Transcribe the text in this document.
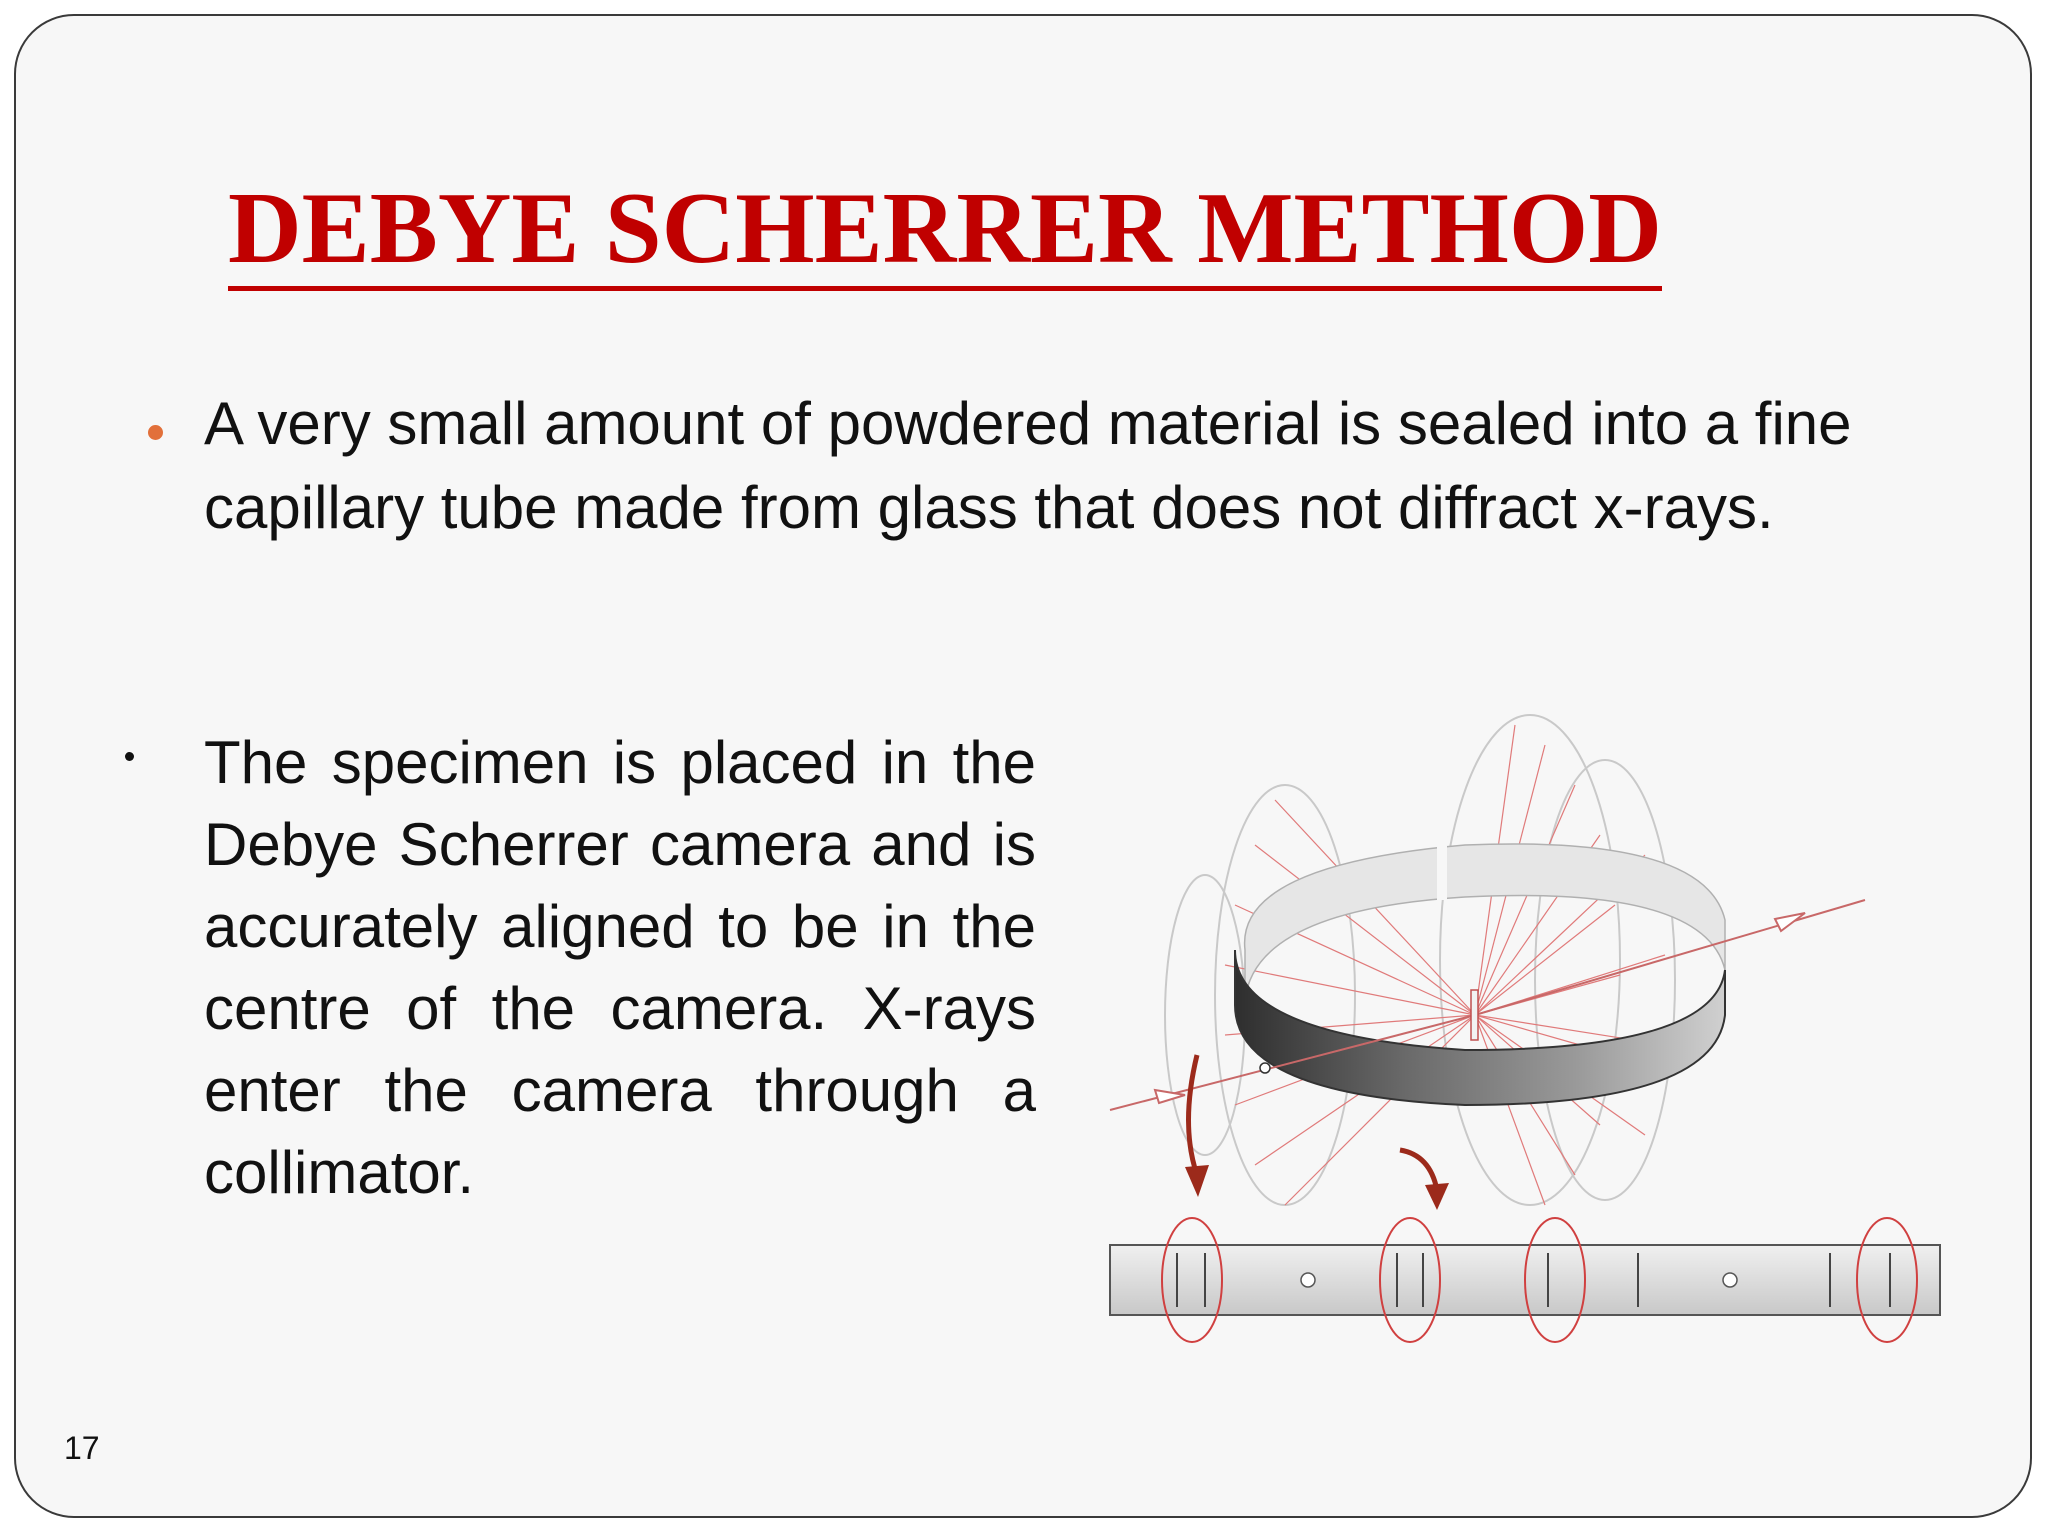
DEBYE SCHERRER METHOD

A very small amount of powdered material is sealed into a fine capillary tube made from glass that does not diffract x-rays.

The specimen is placed in the Debye Scherrer camera and is accurately aligned to be in the centre of the camera. X-rays enter the camera through a collimator.

17
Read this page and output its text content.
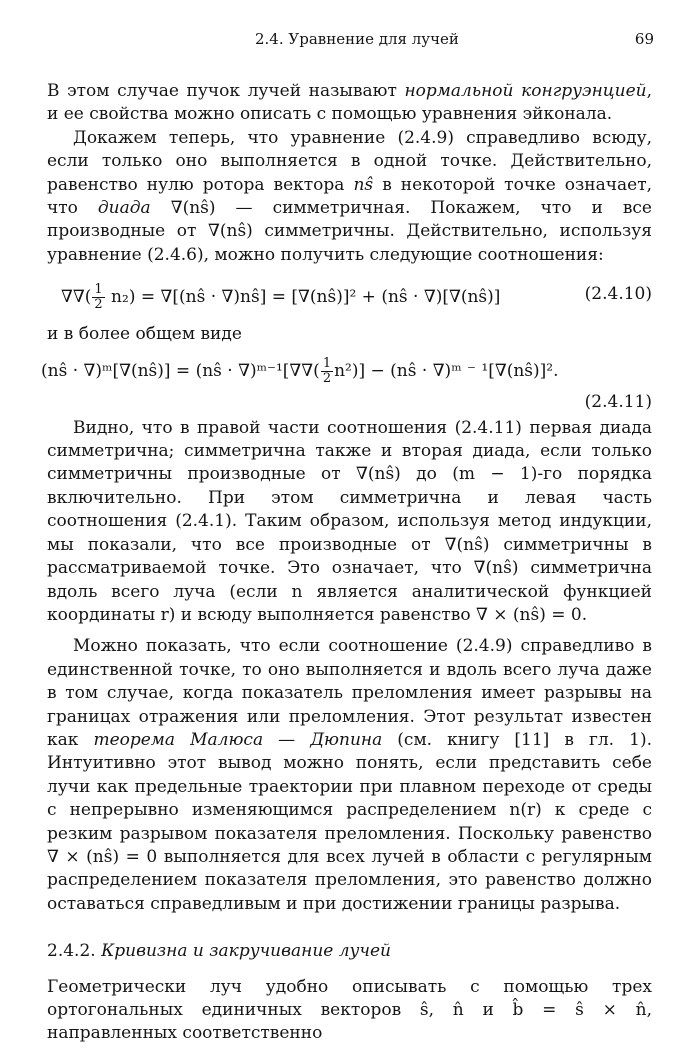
2.4. Уравнение для лучей	69

В этом случае пучок лучей называют нормальной конгруэнцией, и ее свойства можно описать с помощью уравнения эйконала.

Докажем теперь, что уравнение (2.4.9) справедливо всюду, если только оно выполняется в одной точке. Действительно, равенство нулю ротора вектора nŝ в некоторой точке означает, что диада ∇(nŝ) — симметричная. Покажем, что и все производные от ∇(nŝ) симметричны. Действительно, используя уравнение (2.4.6), можно получить следующие соотношения:

∇∇( $\frac{1}{2} n_2$) = ∇[(nŝ · ∇)nŝ] = [∇(nŝ)]² + (nŝ · ∇)[∇(nŝ)]	(2.4.10)

и в более общем виде

(nŝ · ∇)ᵐ[∇(nŝ)] = (nŝ · ∇)ᵐ⁻¹[∇∇( $\frac{1}{2} n^2$)] − (nŝ · ∇)ᵐ ⁻ ¹[∇(nŝ)]².
(2.4.11)

Видно, что в правой части соотношения (2.4.11) первая диада симметрична; симметрична также и вторая диада, если только симметричны производные от ∇(nŝ) до (m − 1)-го порядка включительно. При этом симметрична и левая часть соотношения (2.4.1). Таким образом, используя метод индукции, мы показали, что все производные от ∇(nŝ) симметричны в рассматриваемой точке. Это означает, что ∇(nŝ) симметрична вдоль всего луча (если n является аналитической функцией координаты r) и всюду выполняется равенство ∇ × (nŝ) = 0.

Можно показать, что если соотношение (2.4.9) справедливо в единственной точке, то оно выполняется и вдоль всего луча даже в том случае, когда показатель преломления имеет разрывы на границах отражения или преломления. Этот результат известен как теорема Малюса — Дюпина (см. книгу [11] в гл. 1). Интуитивно этот вывод можно понять, если представить себе лучи как предельные траектории при плавном переходе от среды с непрерывно изменяющимся распределением n(r) к среде с резким разрывом показателя преломления. Поскольку равенство ∇ × (nŝ) = 0 выполняется для всех лучей в области с регулярным распределением показателя преломления, это равенство должно оставаться справедливым и при достижении границы разрыва.

2.4.2. Кривизна и закручивание лучей

Геометрически луч удобно описывать с помощью трех ортогональных единичных векторов ŝ, n̂ и b̂ = ŝ × n̂, направленных соответственно
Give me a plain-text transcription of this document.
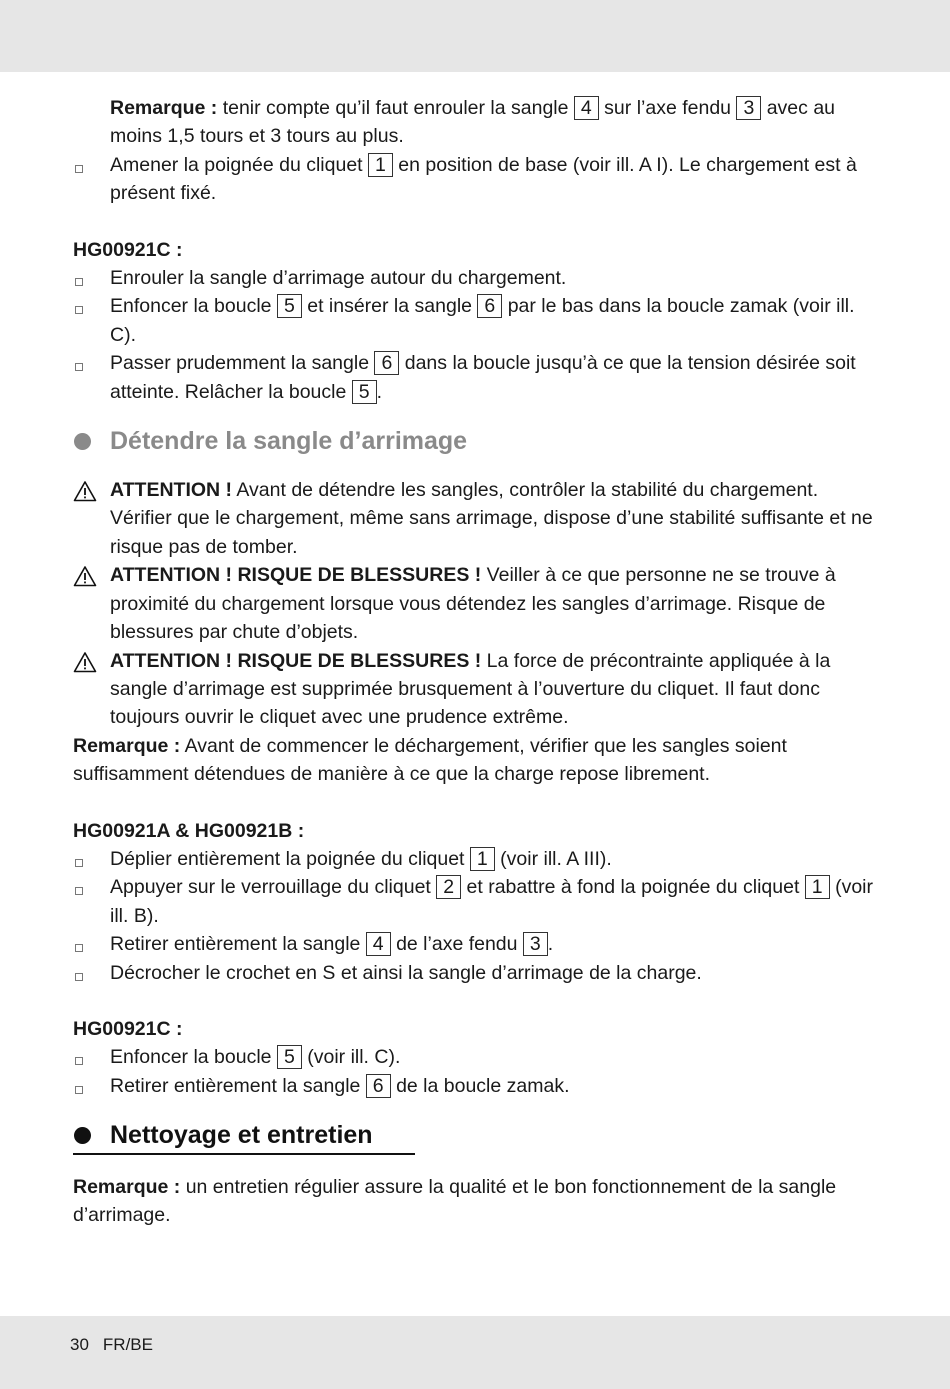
Remarque : tenir compte qu’il faut enrouler la sangle 4 sur l’axe fendu 3 avec au moins 1,5 tours et 3 tours au plus.

Amener la poignée du cliquet 1 en position de base (voir ill. A I). Le chargement est à présent fixé.

HG00921C :

Enrouler la sangle d’arrimage autour du chargement.

Enfoncer la boucle 5 et insérer la sangle 6 par le bas dans la boucle zamak (voir ill. C).

Passer prudemment la sangle 6 dans la boucle jusqu’à ce que la tension désirée soit atteinte. Relâcher la boucle 5 .

Détendre la sangle d’arrimage

ATTENTION ! Avant de détendre les sangles, contrôler la stabilité du chargement. Vérifier que le chargement, même sans arrimage, dispose d’une stabilité suffisante et ne risque pas de tomber.

ATTENTION ! RISQUE DE BLESSURES ! Veiller à ce que personne ne se trouve à proximité du chargement lorsque vous détendez les sangles d’arrimage. Risque de blessures par chute d’objets.

ATTENTION ! RISQUE DE BLESSURES ! La force de précontrainte appliquée à la sangle d’arrimage est supprimée brusquement à l’ouverture du cliquet. Il faut donc toujours ouvrir le cliquet avec une prudence extrême.

Remarque : Avant de commencer le déchargement, vérifier que les sangles soient suffisamment détendues de manière à ce que la charge repose librement.

HG00921A & HG00921B :

Déplier entièrement la poignée du cliquet 1 (voir ill. A III).

Appuyer sur le verrouillage du cliquet 2 et rabattre à fond la poignée du cliquet 1 (voir ill. B).

Retirer entièrement la sangle 4 de l’axe fendu 3 .

Décrocher le crochet en S et ainsi la sangle d’arrimage de la charge.

HG00921C :

Enfoncer la boucle 5 (voir ill. C).

Retirer entièrement la sangle 6 de la boucle zamak.

Nettoyage et entretien

Remarque : un entretien régulier assure la qualité et le bon fonctionnement de la sangle d’arrimage.

30 FR/BE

# The exercise
Retype the listing exactly. Pictures do not belong in the copy.

# Solution for this exercise
Transcribe the text in this document.
DEBYE SCHERRER METHOD

A very small amount of powdered material is sealed into a fine capillary tube made from glass that does not diffract x-rays.

The specimen is placed in the Debye Scherrer camera and is accurately aligned to be in the centre of the camera. X-rays enter the camera through a collimator.

17
Read this page and output its text content.
2.4. Уравнение для лучей	69

В этом случае пучок лучей называют нормальной конгруэнцией, и ее свойства можно описать с помощью уравнения эйконала.

Докажем теперь, что уравнение (2.4.9) справедливо всюду, если только оно выполняется в одной точке. Действительно, равенство нулю ротора вектора nŝ в некоторой точке означает, что диада ∇(nŝ) — симметричная. Покажем, что и все производные от ∇(nŝ) симметричны. Действительно, используя уравнение (2.4.6), можно получить следующие соотношения:

∇∇( $\frac{1}{2} n_2$) = ∇[(nŝ · ∇)nŝ] = [∇(nŝ)]² + (nŝ · ∇)[∇(nŝ)]	(2.4.10)

и в более общем виде

(nŝ · ∇)ᵐ[∇(nŝ)] = (nŝ · ∇)ᵐ⁻¹[∇∇( $\frac{1}{2} n^2$)] − (nŝ · ∇)ᵐ ⁻ ¹[∇(nŝ)]².
(2.4.11)

Видно, что в правой части соотношения (2.4.11) первая диада симметрична; симметрична также и вторая диада, если только симметричны производные от ∇(nŝ) до (m − 1)-го порядка включительно. При этом симметрична и левая часть соотношения (2.4.1). Таким образом, используя метод индукции, мы показали, что все производные от ∇(nŝ) симметричны в рассматриваемой точке. Это означает, что ∇(nŝ) симметрична вдоль всего луча (если n является аналитической функцией координаты r) и всюду выполняется равенство ∇ × (nŝ) = 0.

Можно показать, что если соотношение (2.4.9) справедливо в единственной точке, то оно выполняется и вдоль всего луча даже в том случае, когда показатель преломления имеет разрывы на границах отражения или преломления. Этот результат известен как теорема Малюса — Дюпина (см. книгу [11] в гл. 1). Интуитивно этот вывод можно понять, если представить себе лучи как предельные траектории при плавном переходе от среды с непрерывно изменяющимся распределением n(r) к среде с резким разрывом показателя преломления. Поскольку равенство ∇ × (nŝ) = 0 выполняется для всех лучей в области с регулярным распределением показателя преломления, это равенство должно оставаться справедливым и при достижении границы разрыва.

2.4.2. Кривизна и закручивание лучей

Геометрически луч удобно описывать с помощью трех ортогональных единичных векторов ŝ, n̂ и b̂ = ŝ × n̂, направленных соответственно
Give me a plain-text transcription of this document.
Remarque : tenir compte qu’il faut enrouler la sangle 4 sur l’axe fendu 3 avec au moins 1,5 tours et 3 tours au plus.

Amener la poignée du cliquet 1 en position de base (voir ill. A I). Le chargement est à présent fixé.

HG00921C :

Enrouler la sangle d’arrimage autour du chargement.

Enfoncer la boucle 5 et insérer la sangle 6 par le bas dans la boucle zamak (voir ill. C).

Passer prudemment la sangle 6 dans la boucle jusqu’à ce que la tension désirée soit atteinte. Relâcher la boucle 5 .

Détendre la sangle d’arrimage

ATTENTION ! Avant de détendre les sangles, contrôler la stabilité du chargement. Vérifier que le chargement, même sans arrimage, dispose d’une stabilité suffisante et ne risque pas de tomber.

ATTENTION ! RISQUE DE BLESSURES ! Veiller à ce que personne ne se trouve à proximité du chargement lorsque vous détendez les sangles d’arrimage. Risque de blessures par chute d’objets.

ATTENTION ! RISQUE DE BLESSURES ! La force de précontrainte appliquée à la sangle d’arrimage est supprimée brusquement à l’ouverture du cliquet. Il faut donc toujours ouvrir le cliquet avec une prudence extrême.

Remarque : Avant de commencer le déchargement, vérifier que les sangles soient suffisamment détendues de manière à ce que la charge repose librement.

HG00921A & HG00921B :

Déplier entièrement la poignée du cliquet 1 (voir ill. A III).

Appuyer sur le verrouillage du cliquet 2 et rabattre à fond la poignée du cliquet 1 (voir ill. B).

Retirer entièrement la sangle 4 de l’axe fendu 3 .

Décrocher le crochet en S et ainsi la sangle d’arrimage de la charge.

HG00921C :

Enfoncer la boucle 5 (voir ill. C).

Retirer entièrement la sangle 6 de la boucle zamak.

Nettoyage et entretien

Remarque : un entretien régulier assure la qualité et le bon fonctionnement de la sangle d’arrimage.

30 FR/BE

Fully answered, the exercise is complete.